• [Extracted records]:

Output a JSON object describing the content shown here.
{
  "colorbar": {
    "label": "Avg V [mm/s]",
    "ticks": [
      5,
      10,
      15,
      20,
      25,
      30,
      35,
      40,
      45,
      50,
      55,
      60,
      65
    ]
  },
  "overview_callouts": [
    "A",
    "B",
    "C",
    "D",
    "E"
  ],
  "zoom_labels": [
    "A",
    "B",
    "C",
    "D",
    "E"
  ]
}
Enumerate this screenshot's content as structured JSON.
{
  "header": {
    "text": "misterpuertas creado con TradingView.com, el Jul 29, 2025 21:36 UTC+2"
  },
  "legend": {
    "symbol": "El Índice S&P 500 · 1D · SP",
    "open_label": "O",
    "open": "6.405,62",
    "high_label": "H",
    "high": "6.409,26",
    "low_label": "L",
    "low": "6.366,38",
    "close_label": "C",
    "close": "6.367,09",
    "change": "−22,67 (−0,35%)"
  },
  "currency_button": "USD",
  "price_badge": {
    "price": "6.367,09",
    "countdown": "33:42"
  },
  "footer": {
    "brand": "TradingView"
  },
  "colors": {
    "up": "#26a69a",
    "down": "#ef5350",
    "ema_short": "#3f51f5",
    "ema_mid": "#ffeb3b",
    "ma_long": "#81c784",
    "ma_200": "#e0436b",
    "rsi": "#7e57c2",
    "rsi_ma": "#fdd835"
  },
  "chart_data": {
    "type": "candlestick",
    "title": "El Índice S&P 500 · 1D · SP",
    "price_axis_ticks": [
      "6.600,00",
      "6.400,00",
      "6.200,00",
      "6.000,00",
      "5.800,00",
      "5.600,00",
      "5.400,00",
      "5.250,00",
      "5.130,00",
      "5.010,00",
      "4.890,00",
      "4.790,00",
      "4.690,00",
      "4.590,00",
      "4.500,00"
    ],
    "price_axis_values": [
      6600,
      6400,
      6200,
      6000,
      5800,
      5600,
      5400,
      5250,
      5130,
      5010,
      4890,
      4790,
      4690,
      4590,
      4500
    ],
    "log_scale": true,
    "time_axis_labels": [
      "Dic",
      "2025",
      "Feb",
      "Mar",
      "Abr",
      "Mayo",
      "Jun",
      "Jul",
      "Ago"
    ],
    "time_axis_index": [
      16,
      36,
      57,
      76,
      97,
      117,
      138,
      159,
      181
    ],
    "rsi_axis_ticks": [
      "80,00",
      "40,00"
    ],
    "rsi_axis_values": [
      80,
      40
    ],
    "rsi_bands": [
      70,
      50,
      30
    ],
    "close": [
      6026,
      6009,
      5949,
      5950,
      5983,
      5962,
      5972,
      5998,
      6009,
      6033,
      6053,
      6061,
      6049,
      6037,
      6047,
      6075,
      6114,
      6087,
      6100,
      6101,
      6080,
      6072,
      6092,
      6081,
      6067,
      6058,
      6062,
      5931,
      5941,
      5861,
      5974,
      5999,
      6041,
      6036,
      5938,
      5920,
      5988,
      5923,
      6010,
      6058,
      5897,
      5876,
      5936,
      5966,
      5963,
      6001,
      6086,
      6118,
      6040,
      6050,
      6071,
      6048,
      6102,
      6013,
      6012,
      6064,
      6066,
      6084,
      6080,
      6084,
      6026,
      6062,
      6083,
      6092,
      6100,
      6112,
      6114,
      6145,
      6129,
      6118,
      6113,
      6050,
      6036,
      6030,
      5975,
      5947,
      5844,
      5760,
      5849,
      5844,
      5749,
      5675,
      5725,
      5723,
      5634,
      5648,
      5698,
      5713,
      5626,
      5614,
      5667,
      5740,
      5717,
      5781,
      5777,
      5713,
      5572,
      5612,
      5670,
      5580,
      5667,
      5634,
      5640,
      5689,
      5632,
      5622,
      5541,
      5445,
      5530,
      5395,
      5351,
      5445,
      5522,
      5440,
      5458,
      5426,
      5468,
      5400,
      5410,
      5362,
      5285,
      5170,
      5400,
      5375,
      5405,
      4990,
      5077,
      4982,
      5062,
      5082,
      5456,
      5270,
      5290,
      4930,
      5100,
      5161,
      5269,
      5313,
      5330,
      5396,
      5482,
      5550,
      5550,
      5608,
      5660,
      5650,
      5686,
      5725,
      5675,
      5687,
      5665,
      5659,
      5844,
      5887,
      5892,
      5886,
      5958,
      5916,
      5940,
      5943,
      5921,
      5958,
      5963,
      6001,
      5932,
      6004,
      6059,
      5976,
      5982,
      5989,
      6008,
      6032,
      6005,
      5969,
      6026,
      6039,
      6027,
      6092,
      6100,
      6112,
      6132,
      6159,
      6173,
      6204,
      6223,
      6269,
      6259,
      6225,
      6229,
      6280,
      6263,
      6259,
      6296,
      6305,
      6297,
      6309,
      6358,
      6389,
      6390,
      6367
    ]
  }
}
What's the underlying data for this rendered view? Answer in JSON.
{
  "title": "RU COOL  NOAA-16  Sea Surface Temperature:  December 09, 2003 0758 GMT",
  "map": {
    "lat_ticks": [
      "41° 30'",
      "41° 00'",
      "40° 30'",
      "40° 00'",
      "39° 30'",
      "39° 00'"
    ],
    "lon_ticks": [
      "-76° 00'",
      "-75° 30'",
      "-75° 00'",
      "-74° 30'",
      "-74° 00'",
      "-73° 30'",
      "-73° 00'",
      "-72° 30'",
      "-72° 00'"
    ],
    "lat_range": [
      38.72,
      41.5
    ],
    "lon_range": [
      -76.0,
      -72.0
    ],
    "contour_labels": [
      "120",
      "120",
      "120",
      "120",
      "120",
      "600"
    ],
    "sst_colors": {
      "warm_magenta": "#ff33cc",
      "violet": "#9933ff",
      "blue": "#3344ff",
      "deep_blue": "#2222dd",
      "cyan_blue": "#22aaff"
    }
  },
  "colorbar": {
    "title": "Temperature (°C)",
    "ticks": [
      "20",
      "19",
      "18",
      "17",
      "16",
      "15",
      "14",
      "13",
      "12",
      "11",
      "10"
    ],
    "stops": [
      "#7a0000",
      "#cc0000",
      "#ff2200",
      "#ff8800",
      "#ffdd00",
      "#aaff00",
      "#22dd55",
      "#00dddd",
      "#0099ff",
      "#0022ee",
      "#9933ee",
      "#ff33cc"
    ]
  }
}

• [Given task]:
Take the material above and return all of it exactly.

• [Output of the exercise]:
Output a JSON object describing the content shown here.
{
  "colorbar": {
    "label": "Avg V [mm/s]",
    "ticks": [
      5,
      10,
      15,
      20,
      25,
      30,
      35,
      40,
      45,
      50,
      55,
      60,
      65
    ]
  },
  "overview_callouts": [
    "A",
    "B",
    "C",
    "D",
    "E"
  ],
  "zoom_labels": [
    "A",
    "B",
    "C",
    "D",
    "E"
  ]
}
Enumerate this screenshot's content as structured JSON.
{
  "header": {
    "text": "misterpuertas creado con TradingView.com, el Jul 29, 2025 21:36 UTC+2"
  },
  "legend": {
    "symbol": "El Índice S&P 500 · 1D · SP",
    "open_label": "O",
    "open": "6.405,62",
    "high_label": "H",
    "high": "6.409,26",
    "low_label": "L",
    "low": "6.366,38",
    "close_label": "C",
    "close": "6.367,09",
    "change": "−22,67 (−0,35%)"
  },
  "currency_button": "USD",
  "price_badge": {
    "price": "6.367,09",
    "countdown": "33:42"
  },
  "footer": {
    "brand": "TradingView"
  },
  "colors": {
    "up": "#26a69a",
    "down": "#ef5350",
    "ema_short": "#3f51f5",
    "ema_mid": "#ffeb3b",
    "ma_long": "#81c784",
    "ma_200": "#e0436b",
    "rsi": "#7e57c2",
    "rsi_ma": "#fdd835"
  },
  "chart_data": {
    "type": "candlestick",
    "title": "El Índice S&P 500 · 1D · SP",
    "price_axis_ticks": [
      "6.600,00",
      "6.400,00",
      "6.200,00",
      "6.000,00",
      "5.800,00",
      "5.600,00",
      "5.400,00",
      "5.250,00",
      "5.130,00",
      "5.010,00",
      "4.890,00",
      "4.790,00",
      "4.690,00",
      "4.590,00",
      "4.500,00"
    ],
    "price_axis_values": [
      6600,
      6400,
      6200,
      6000,
      5800,
      5600,
      5400,
      5250,
      5130,
      5010,
      4890,
      4790,
      4690,
      4590,
      4500
    ],
    "log_scale": true,
    "time_axis_labels": [
      "Dic",
      "2025",
      "Feb",
      "Mar",
      "Abr",
      "Mayo",
      "Jun",
      "Jul",
      "Ago"
    ],
    "time_axis_index": [
      16,
      36,
      57,
      76,
      97,
      117,
      138,
      159,
      181
    ],
    "rsi_axis_ticks": [
      "80,00",
      "40,00"
    ],
    "rsi_axis_values": [
      80,
      40
    ],
    "rsi_bands": [
      70,
      50,
      30
    ],
    "close": [
      6026,
      6009,
      5949,
      5950,
      5983,
      5962,
      5972,
      5998,
      6009,
      6033,
      6053,
      6061,
      6049,
      6037,
      6047,
      6075,
      6114,
      6087,
      6100,
      6101,
      6080,
      6072,
      6092,
      6081,
      6067,
      6058,
      6062,
      5931,
      5941,
      5861,
      5974,
      5999,
      6041,
      6036,
      5938,
      5920,
      5988,
      5923,
      6010,
      6058,
      5897,
      5876,
      5936,
      5966,
      5963,
      6001,
      6086,
      6118,
      6040,
      6050,
      6071,
      6048,
      6102,
      6013,
      6012,
      6064,
      6066,
      6084,
      6080,
      6084,
      6026,
      6062,
      6083,
      6092,
      6100,
      6112,
      6114,
      6145,
      6129,
      6118,
      6113,
      6050,
      6036,
      6030,
      5975,
      5947,
      5844,
      5760,
      5849,
      5844,
      5749,
      5675,
      5725,
      5723,
      5634,
      5648,
      5698,
      5713,
      5626,
      5614,
      5667,
      5740,
      5717,
      5781,
      5777,
      5713,
      5572,
      5612,
      5670,
      5580,
      5667,
      5634,
      5640,
      5689,
      5632,
      5622,
      5541,
      5445,
      5530,
      5395,
      5351,
      5445,
      5522,
      5440,
      5458,
      5426,
      5468,
      5400,
      5410,
      5362,
      5285,
      5170,
      5400,
      5375,
      5405,
      4990,
      5077,
      4982,
      5062,
      5082,
      5456,
      5270,
      5290,
      4930,
      5100,
      5161,
      5269,
      5313,
      5330,
      5396,
      5482,
      5550,
      5550,
      5608,
      5660,
      5650,
      5686,
      5725,
      5675,
      5687,
      5665,
      5659,
      5844,
      5887,
      5892,
      5886,
      5958,
      5916,
      5940,
      5943,
      5921,
      5958,
      5963,
      6001,
      5932,
      6004,
      6059,
      5976,
      5982,
      5989,
      6008,
      6032,
      6005,
      5969,
      6026,
      6039,
      6027,
      6092,
      6100,
      6112,
      6132,
      6159,
      6173,
      6204,
      6223,
      6269,
      6259,
      6225,
      6229,
      6280,
      6263,
      6259,
      6296,
      6305,
      6297,
      6309,
      6358,
      6389,
      6390,
      6367
    ]
  }
}
What's the underlying data for this rendered view? Answer in JSON.
{
  "title": "RU COOL  NOAA-16  Sea Surface Temperature:  December 09, 2003 0758 GMT",
  "map": {
    "lat_ticks": [
      "41° 30'",
      "41° 00'",
      "40° 30'",
      "40° 00'",
      "39° 30'",
      "39° 00'"
    ],
    "lon_ticks": [
      "-76° 00'",
      "-75° 30'",
      "-75° 00'",
      "-74° 30'",
      "-74° 00'",
      "-73° 30'",
      "-73° 00'",
      "-72° 30'",
      "-72° 00'"
    ],
    "lat_range": [
      38.72,
      41.5
    ],
    "lon_range": [
      -76.0,
      -72.0
    ],
    "contour_labels": [
      "120",
      "120",
      "120",
      "120",
      "120",
      "600"
    ],
    "sst_colors": {
      "warm_magenta": "#ff33cc",
      "violet": "#9933ff",
      "blue": "#3344ff",
      "deep_blue": "#2222dd",
      "cyan_blue": "#22aaff"
    }
  },
  "colorbar": {
    "title": "Temperature (°C)",
    "ticks": [
      "20",
      "19",
      "18",
      "17",
      "16",
      "15",
      "14",
      "13",
      "12",
      "11",
      "10"
    ],
    "stops": [
      "#7a0000",
      "#cc0000",
      "#ff2200",
      "#ff8800",
      "#ffdd00",
      "#aaff00",
      "#22dd55",
      "#00dddd",
      "#0099ff",
      "#0022ee",
      "#9933ee",
      "#ff33cc"
    ]
  }
}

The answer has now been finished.